⟨
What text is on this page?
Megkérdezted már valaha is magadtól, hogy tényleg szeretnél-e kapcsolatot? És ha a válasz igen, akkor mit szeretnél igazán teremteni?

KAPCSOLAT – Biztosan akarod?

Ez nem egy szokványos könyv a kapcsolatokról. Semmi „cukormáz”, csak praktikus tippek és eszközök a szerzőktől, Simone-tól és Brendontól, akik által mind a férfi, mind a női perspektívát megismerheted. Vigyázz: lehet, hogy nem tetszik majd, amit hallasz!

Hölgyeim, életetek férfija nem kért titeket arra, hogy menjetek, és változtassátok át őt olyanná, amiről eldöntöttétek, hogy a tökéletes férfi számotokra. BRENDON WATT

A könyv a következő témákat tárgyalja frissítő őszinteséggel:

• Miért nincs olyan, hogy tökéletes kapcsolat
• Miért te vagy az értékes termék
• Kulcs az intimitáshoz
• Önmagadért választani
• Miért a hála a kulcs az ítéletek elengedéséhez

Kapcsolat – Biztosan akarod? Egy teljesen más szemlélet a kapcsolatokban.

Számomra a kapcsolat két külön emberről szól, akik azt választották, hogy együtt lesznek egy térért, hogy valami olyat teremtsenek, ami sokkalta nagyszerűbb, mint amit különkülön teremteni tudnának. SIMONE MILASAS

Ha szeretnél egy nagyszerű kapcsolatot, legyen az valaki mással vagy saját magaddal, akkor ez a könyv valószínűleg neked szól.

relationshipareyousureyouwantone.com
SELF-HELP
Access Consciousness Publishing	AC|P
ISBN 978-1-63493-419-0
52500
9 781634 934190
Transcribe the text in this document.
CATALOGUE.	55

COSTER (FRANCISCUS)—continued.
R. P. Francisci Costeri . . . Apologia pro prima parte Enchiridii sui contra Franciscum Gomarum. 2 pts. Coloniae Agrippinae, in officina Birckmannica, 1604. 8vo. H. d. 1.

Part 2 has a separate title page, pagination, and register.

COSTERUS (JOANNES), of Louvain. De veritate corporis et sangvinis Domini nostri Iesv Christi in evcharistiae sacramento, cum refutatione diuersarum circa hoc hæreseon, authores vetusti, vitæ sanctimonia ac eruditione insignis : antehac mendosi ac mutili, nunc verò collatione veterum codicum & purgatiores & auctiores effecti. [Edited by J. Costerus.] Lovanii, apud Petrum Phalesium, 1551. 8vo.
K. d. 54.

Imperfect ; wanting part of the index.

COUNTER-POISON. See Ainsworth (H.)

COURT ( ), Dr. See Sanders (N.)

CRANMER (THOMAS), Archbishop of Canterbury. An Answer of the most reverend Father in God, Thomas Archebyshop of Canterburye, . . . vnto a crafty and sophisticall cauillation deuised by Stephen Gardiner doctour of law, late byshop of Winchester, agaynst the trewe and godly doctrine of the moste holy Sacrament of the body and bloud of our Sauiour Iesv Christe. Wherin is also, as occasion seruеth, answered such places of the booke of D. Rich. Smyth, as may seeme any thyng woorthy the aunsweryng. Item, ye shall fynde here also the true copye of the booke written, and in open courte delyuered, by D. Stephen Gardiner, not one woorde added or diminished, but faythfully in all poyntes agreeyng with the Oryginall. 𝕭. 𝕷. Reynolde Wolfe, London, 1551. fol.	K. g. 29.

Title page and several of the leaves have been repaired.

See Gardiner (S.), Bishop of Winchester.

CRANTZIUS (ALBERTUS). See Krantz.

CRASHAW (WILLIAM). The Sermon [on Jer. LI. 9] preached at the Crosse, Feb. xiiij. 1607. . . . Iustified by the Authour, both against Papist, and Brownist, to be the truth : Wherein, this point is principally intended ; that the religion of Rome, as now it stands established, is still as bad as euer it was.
⟩
▶ What is required
Take every line from the records above that has the word "kapcsolatot" and copy it.

▶ Result of this task
Megkérdezted már valaha is magadtól, hogy tényleg szeretnél-e kapcsolatot? És ha a válasz igen, akkor mit szeretnél igazán teremteni?
Ha szeretnél egy nagyszerű kapcsolatot, legyen az valaki mással vagy saját magaddal, akkor ez a könyv valószínűleg neked szól.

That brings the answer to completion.